> [TASK TO CARRY OUT]:
Starting at the top of the lines and stopping after the one containing "The bottom surface 78 is at (478, 503).", write them out again with "enlarged" replaced by "magnified" and nothing else changed. Leave the pictures out.

> [DATA ROWS]:
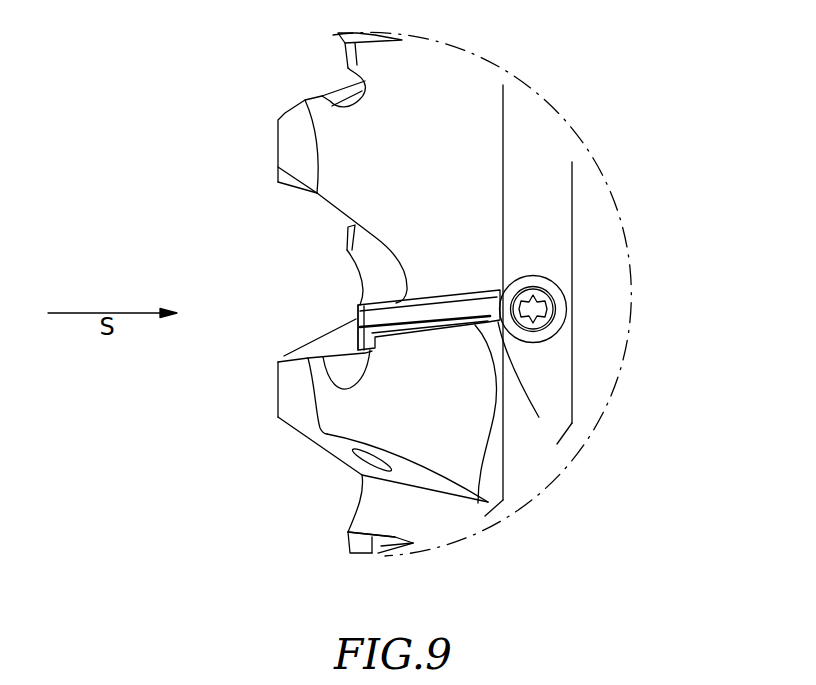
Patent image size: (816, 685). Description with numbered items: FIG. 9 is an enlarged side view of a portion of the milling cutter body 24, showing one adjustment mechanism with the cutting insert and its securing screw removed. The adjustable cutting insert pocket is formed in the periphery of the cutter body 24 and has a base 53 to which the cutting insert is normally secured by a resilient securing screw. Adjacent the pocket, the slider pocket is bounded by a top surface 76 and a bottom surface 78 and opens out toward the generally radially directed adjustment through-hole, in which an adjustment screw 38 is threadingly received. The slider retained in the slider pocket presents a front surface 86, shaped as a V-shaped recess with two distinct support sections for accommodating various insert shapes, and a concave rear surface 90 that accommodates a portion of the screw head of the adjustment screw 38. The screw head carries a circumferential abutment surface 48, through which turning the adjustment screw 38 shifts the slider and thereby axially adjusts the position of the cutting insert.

The cutter body 24 is at (457, 101).
The base 53 is at (286, 356).
The top surface 76 is at (468, 295).
The rear surface 90 is at (505, 290).
The adjustment screw 38 is at (567, 299).
The circumferential abutment surface 48 is at (539, 417).
The bottom surface 78 is at (478, 503).
The front surface 86 is at (340, 307).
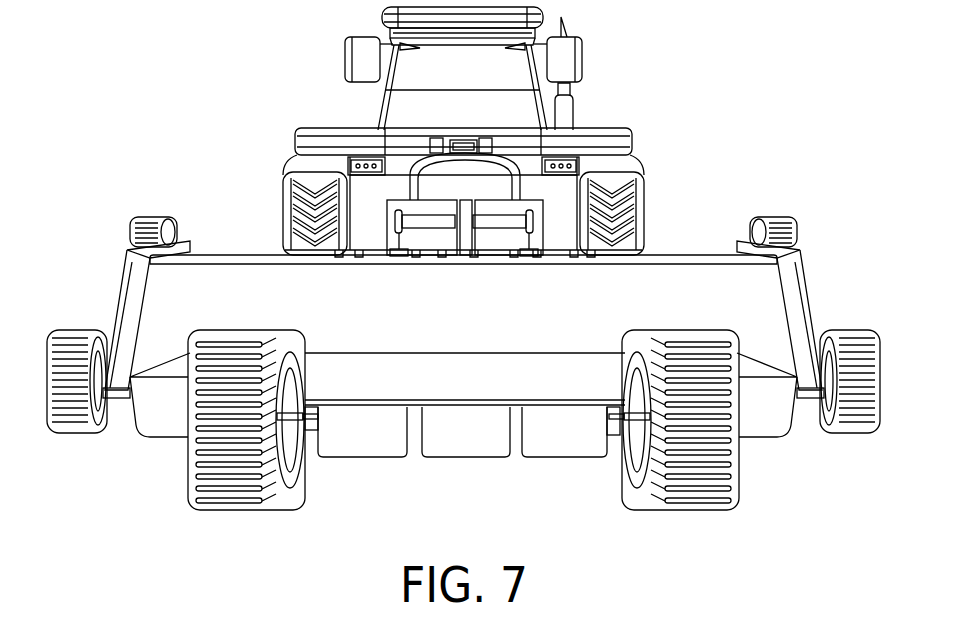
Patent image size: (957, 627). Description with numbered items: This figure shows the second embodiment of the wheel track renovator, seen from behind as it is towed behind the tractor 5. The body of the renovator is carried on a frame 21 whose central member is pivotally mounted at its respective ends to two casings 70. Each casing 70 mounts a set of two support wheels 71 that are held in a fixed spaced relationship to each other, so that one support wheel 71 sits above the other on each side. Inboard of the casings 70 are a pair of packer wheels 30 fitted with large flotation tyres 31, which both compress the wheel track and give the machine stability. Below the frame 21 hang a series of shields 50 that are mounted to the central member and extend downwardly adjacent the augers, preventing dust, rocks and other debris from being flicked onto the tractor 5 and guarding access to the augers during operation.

The tractor 5 is at (596, 137).
The frame 21 is at (700, 282).
The packer wheels 30 is at (693, 488).
The flotation tyres 31 is at (234, 486).
The shields 50 is at (562, 448).
The casings 70 is at (122, 292).
The support wheels 71 is at (150, 222).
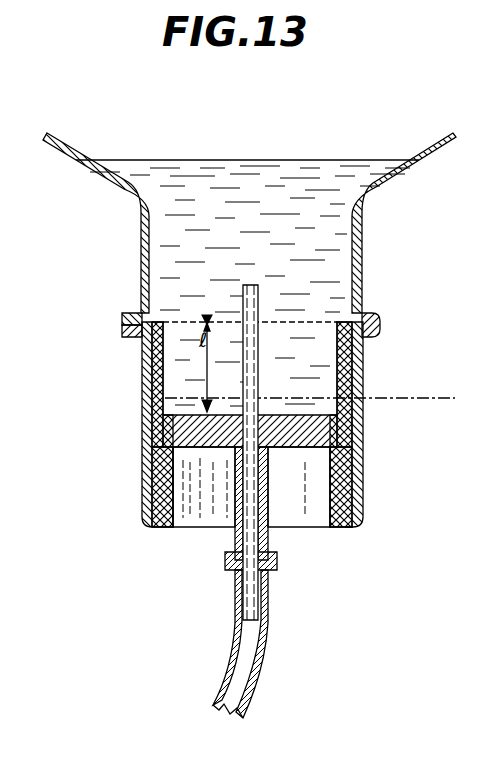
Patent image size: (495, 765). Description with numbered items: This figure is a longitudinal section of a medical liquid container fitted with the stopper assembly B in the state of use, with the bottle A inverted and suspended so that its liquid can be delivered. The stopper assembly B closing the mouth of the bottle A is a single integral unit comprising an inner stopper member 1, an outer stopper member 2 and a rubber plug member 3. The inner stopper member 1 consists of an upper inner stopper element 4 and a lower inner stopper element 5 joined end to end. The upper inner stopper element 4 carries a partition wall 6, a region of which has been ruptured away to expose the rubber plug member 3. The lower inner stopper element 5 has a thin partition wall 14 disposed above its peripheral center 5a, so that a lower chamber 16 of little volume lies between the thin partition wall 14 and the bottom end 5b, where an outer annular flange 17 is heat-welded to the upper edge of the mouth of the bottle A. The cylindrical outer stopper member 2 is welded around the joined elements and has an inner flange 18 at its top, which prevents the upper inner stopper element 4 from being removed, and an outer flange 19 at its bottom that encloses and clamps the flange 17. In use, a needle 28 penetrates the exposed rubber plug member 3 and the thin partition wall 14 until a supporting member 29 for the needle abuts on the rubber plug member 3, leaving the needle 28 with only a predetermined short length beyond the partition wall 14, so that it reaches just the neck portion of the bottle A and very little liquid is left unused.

The bottle A is at (366, 223).
The stopper assembly B is at (366, 418).
The inner stopper member 1 is at (143, 513).
The outer stopper member 2 is at (150, 394).
The plug member 3 is at (326, 431).
The upper inner stopper element 4 is at (340, 490).
The lower inner stopper element 5 is at (363, 365).
The peripheral center 5a is at (324, 405).
The bottom end 5b is at (345, 320).
The partition wall 6 is at (155, 465).
The thin partition wall 14 is at (312, 416).
The lower chamber 16 is at (381, 323).
The outer annular flange 17 is at (133, 318).
The inner flange 18 is at (345, 527).
The outer flange 19 is at (128, 335).
The needle 28 is at (258, 290).
The supporting member 29 is at (272, 544).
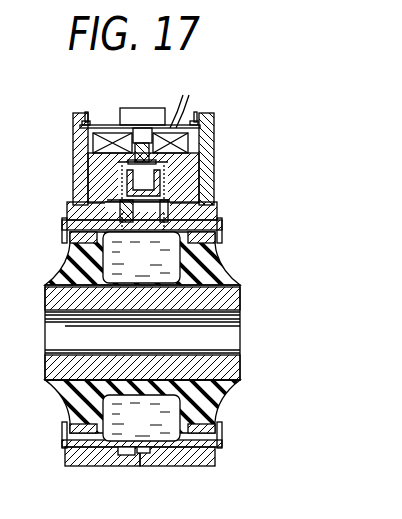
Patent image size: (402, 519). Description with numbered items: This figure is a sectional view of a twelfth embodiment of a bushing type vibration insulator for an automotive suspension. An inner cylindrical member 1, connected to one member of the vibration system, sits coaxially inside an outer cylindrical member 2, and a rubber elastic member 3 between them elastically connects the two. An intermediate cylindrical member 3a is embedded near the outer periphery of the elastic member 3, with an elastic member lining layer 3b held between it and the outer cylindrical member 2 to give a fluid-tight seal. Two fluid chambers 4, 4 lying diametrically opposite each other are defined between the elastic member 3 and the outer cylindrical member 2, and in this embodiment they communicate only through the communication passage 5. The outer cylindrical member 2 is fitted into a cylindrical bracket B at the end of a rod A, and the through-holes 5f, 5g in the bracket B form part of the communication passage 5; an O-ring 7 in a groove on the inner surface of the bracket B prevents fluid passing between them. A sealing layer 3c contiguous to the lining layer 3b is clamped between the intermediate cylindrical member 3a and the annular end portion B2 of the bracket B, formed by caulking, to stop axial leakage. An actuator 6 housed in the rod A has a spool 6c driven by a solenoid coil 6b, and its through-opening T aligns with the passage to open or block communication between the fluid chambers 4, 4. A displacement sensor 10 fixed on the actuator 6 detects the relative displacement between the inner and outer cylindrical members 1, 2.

The inner cylindrical member 1 is at (238, 298).
The outer cylindrical member 2 is at (218, 223).
The elastic member 3 is at (232, 386).
The intermediate cylindrical member 3a is at (207, 466).
The elastic member lining layer 3b is at (92, 466).
The sealing layer 3c is at (63, 442).
The fluid chamber 4 is at (141, 336).
The communication passage 5 is at (167, 170).
The through-hole 5f is at (117, 206).
The through-hole 5g is at (167, 210).
The actuator 6 is at (87, 119).
The solenoid coil 6b is at (98, 142).
The spool 6c is at (144, 128).
The O-ring 7 is at (143, 454).
The displacement sensor 10 is at (128, 108).
The rod A is at (215, 118).
The cylindrical bracket B is at (218, 210).
The annular end portion B2 is at (243, 437).
The through-opening T is at (133, 161).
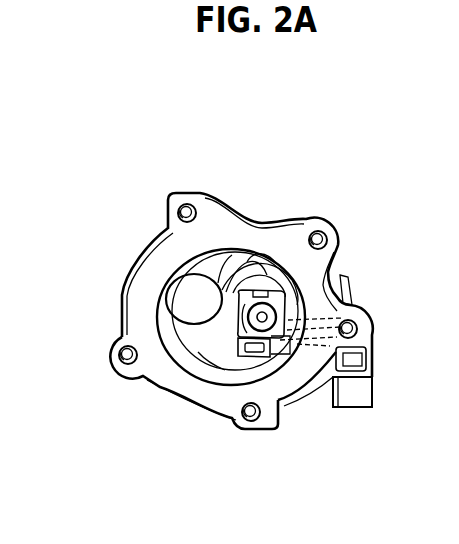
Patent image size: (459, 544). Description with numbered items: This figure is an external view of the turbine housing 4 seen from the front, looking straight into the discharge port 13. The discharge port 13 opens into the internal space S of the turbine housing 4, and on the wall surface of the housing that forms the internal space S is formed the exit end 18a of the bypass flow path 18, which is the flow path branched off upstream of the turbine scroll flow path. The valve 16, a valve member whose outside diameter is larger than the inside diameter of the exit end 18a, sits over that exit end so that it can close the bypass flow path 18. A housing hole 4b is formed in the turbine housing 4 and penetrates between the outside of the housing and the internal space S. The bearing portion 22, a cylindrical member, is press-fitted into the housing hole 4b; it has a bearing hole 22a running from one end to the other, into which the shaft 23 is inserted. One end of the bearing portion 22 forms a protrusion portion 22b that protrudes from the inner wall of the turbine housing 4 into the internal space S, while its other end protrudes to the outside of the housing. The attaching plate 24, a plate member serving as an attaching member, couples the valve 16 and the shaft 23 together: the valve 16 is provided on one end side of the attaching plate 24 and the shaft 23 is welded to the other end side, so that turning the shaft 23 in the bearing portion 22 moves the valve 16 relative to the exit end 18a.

The turbine housing 4 is at (196, 148).
The housing hole 4b is at (338, 378).
The discharge port 13 is at (206, 366).
The valve 16 is at (222, 302).
The bypass flow path 18 is at (286, 300).
The exit end 18a is at (254, 318).
The bearing portion 22 is at (304, 310).
The bearing hole 22a is at (306, 354).
The protrusion portion 22b is at (352, 359).
The shaft 23 is at (270, 358).
The attaching plate 24 is at (205, 343).
The internal space S is at (202, 345).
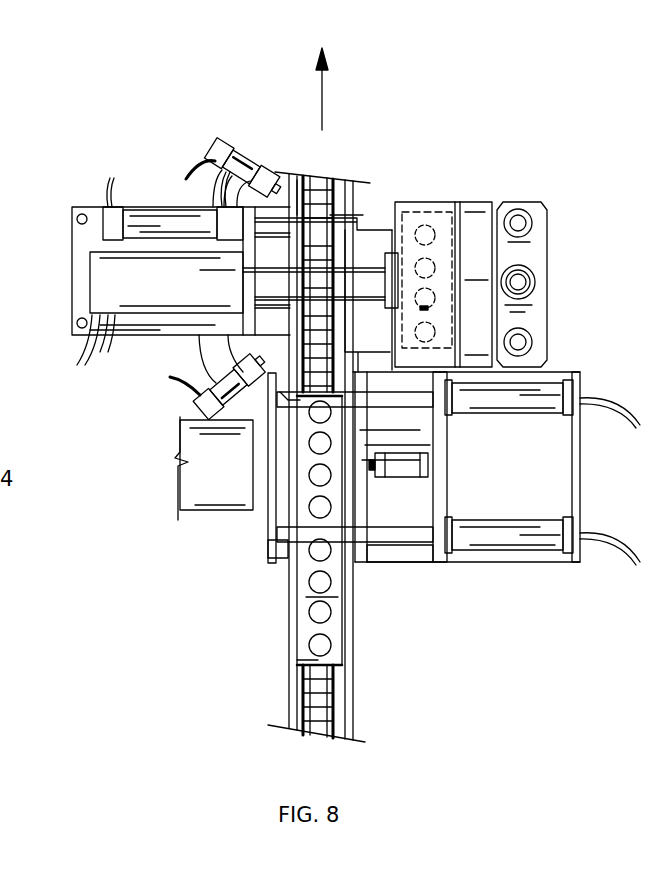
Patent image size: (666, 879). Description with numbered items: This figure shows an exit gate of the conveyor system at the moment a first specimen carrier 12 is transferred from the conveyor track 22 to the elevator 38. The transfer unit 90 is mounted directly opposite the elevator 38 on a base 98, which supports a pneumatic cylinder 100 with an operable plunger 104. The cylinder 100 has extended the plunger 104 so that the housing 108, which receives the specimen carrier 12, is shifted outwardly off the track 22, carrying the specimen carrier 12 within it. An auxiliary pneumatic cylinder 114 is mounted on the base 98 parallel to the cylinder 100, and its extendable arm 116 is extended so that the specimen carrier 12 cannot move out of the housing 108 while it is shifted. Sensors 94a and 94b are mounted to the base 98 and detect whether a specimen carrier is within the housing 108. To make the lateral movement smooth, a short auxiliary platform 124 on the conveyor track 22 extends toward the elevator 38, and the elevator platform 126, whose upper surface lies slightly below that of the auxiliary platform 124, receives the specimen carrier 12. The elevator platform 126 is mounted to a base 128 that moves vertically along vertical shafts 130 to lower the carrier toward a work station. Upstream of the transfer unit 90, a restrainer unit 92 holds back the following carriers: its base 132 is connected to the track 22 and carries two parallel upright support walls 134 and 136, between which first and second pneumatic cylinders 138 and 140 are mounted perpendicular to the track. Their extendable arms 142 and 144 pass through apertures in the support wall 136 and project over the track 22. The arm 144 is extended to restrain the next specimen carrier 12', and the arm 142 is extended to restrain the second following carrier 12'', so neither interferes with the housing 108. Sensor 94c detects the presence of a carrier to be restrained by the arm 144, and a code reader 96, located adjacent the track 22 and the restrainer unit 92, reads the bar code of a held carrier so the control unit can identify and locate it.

The specimen carrier 12 is at (339, 439).
The specimen carrier 12' is at (278, 530).
The specimen carrier 12'' is at (261, 684).
The conveyor track 22 is at (268, 513).
The elevator 38 is at (432, 165).
The transfer unit 90 is at (167, 350).
The restrainer unit 92 is at (515, 578).
The sensor 94a is at (258, 160).
The sensor 94b is at (197, 403).
The sensor 94c is at (408, 467).
The code reader 96 is at (210, 473).
The base 98 is at (77, 278).
The pneumatic cylinder 100 is at (143, 302).
The plunger 104 is at (392, 288).
The housing 108 is at (440, 230).
The auxiliary pneumatic cylinder 114 is at (160, 223).
The extendable arm 116 is at (303, 197).
The auxiliary platform 124 is at (378, 210).
The elevator platform 126 is at (425, 200).
The base 128 is at (530, 207).
The vertical shafts 130 is at (530, 337).
The base 132 is at (395, 565).
The support wall 134 is at (583, 463).
The support wall 136 is at (443, 445).
The first pneumatic cylinder 138 is at (532, 413).
The second pneumatic cylinder 140 is at (530, 552).
The extendable arm 142 is at (410, 545).
The extendable arm 144 is at (393, 408).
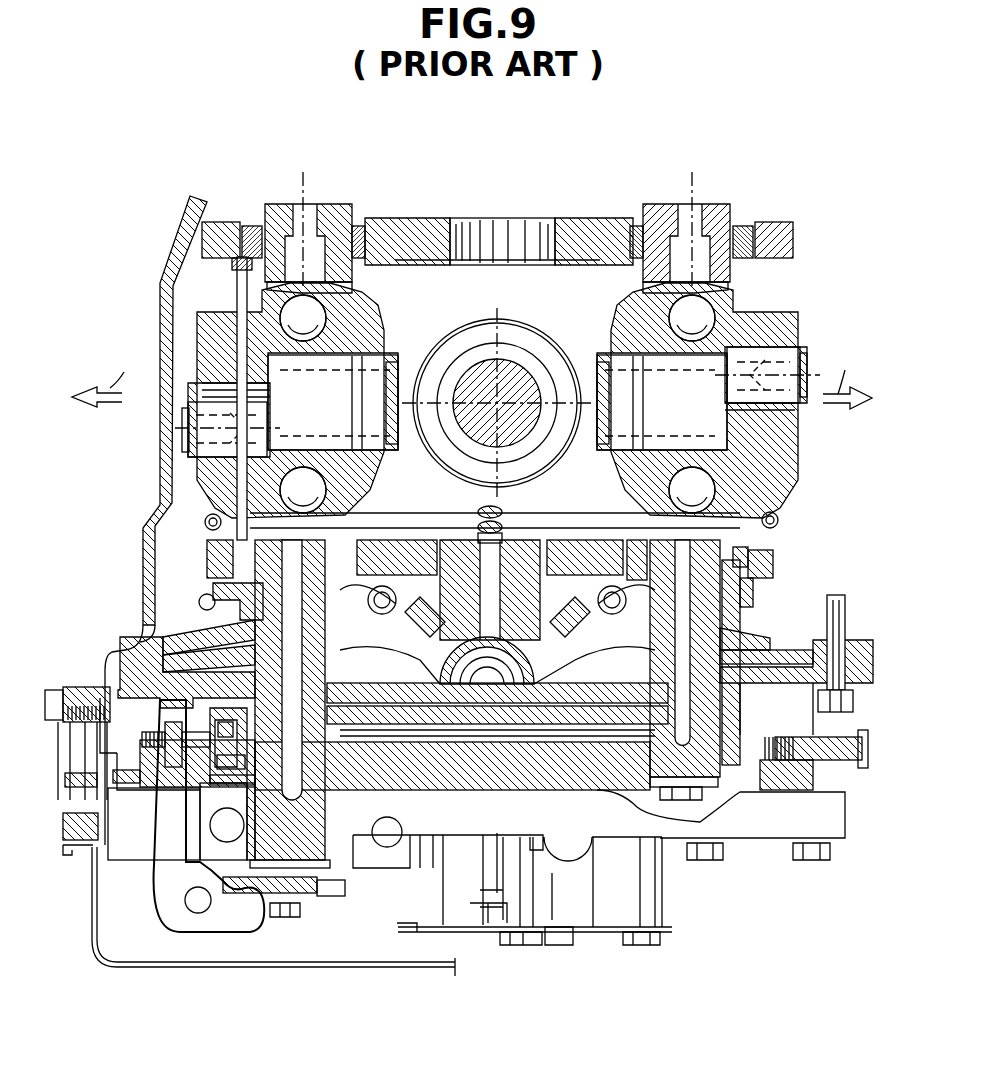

> [COMPLETED EXERCISE]:
Patent image size: (816, 685). Description with numbered items: FIG. 9 is an magnified side view of a portion of the milling cutter body 24, showing one adjustment mechanism with the cutting insert and its securing screw removed. The adjustable cutting insert pocket is formed in the periphery of the cutter body 24 and has a base 53 to which the cutting insert is normally secured by a resilient securing screw. Adjacent the pocket, the slider pocket is bounded by a top surface 76 and a bottom surface 78 and opens out toward the generally radially directed adjustment through-hole, in which an adjustment screw 38 is threadingly received. The slider retained in the slider pocket presents a front surface 86, shaped as a V-shaped recess with two distinct support sections for accommodating various insert shapes, and a concave rear surface 90 that accommodates a portion of the screw head of the adjustment screw 38. The screw head carries a circumferential abutment surface 48, through which turning the adjustment screw 38 shifts the slider and thereby axially adjusts the position of the cutting insert.

The cutter body 24 is at (457, 101).
The base 53 is at (286, 356).
The top surface 76 is at (468, 295).
The rear surface 90 is at (505, 290).
The adjustment screw 38 is at (567, 299).
The circumferential abutment surface 48 is at (539, 417).
The bottom surface 78 is at (478, 503).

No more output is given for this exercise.